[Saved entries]
● ● ● ●
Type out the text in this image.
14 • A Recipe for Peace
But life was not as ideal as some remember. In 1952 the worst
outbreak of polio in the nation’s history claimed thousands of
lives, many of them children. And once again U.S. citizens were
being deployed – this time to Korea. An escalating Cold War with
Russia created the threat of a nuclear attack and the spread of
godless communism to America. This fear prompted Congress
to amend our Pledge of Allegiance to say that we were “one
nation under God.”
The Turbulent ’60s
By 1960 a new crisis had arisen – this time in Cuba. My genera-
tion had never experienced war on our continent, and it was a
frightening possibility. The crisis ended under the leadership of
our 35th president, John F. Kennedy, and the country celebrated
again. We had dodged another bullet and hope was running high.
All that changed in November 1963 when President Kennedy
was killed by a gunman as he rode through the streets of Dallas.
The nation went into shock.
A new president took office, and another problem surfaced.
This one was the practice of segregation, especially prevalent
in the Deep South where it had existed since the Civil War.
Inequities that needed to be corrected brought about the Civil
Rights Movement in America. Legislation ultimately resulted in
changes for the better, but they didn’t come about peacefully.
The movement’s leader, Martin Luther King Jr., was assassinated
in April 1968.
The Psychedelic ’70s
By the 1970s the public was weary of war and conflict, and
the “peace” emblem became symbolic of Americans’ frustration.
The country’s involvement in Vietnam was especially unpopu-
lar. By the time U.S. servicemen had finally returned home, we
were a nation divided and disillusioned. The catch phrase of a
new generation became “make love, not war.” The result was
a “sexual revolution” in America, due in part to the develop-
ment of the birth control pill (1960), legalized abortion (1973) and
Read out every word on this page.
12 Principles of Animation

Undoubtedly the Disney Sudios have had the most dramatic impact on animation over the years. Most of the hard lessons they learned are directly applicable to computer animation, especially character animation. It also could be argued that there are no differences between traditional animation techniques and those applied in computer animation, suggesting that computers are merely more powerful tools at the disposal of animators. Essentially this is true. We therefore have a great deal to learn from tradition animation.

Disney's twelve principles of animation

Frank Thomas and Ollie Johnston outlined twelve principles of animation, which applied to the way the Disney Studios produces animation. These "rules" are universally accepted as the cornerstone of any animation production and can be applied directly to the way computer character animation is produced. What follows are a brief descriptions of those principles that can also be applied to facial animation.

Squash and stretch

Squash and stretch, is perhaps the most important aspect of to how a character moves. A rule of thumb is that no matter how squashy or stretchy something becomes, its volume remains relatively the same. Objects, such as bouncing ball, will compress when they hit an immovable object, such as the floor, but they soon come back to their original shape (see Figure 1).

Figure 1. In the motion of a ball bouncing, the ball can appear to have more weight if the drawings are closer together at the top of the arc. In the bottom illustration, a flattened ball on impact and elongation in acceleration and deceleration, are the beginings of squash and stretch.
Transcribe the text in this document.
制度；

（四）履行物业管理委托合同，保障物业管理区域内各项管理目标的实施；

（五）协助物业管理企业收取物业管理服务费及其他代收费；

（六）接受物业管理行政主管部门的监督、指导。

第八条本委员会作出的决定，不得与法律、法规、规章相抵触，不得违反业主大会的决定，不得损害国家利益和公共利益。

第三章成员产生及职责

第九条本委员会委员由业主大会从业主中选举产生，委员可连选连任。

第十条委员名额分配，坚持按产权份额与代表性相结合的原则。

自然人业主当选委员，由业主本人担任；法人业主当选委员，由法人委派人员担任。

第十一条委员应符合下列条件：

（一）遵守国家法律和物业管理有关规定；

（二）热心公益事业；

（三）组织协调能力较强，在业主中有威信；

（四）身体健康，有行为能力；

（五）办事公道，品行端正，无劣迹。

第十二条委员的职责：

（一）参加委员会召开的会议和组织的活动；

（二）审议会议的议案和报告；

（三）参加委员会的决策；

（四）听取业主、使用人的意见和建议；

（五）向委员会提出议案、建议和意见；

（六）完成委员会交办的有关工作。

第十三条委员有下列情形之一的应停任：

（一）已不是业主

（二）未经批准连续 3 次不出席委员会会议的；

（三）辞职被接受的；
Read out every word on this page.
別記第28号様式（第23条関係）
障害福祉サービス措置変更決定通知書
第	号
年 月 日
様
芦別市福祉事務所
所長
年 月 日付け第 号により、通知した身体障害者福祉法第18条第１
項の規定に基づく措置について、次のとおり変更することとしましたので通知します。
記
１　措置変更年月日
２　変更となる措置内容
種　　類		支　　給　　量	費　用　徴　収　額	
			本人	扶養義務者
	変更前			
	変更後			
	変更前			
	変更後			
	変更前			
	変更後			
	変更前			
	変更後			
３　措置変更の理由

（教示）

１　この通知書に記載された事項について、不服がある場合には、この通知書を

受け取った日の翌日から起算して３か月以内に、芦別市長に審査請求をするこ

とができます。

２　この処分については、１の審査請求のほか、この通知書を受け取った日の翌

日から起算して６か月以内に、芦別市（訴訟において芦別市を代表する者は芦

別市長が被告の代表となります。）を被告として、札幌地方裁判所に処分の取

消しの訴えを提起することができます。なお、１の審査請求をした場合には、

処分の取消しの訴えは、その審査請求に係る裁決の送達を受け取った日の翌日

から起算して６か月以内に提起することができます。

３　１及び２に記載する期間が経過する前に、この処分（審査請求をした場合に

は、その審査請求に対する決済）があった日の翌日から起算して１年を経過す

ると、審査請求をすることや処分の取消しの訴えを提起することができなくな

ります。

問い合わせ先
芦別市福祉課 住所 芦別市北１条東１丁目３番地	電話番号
● ● ● ●
__What is asked__
Count every line of the records that holds "crisis". State the number, nothing else.

__Answer to the problem__
2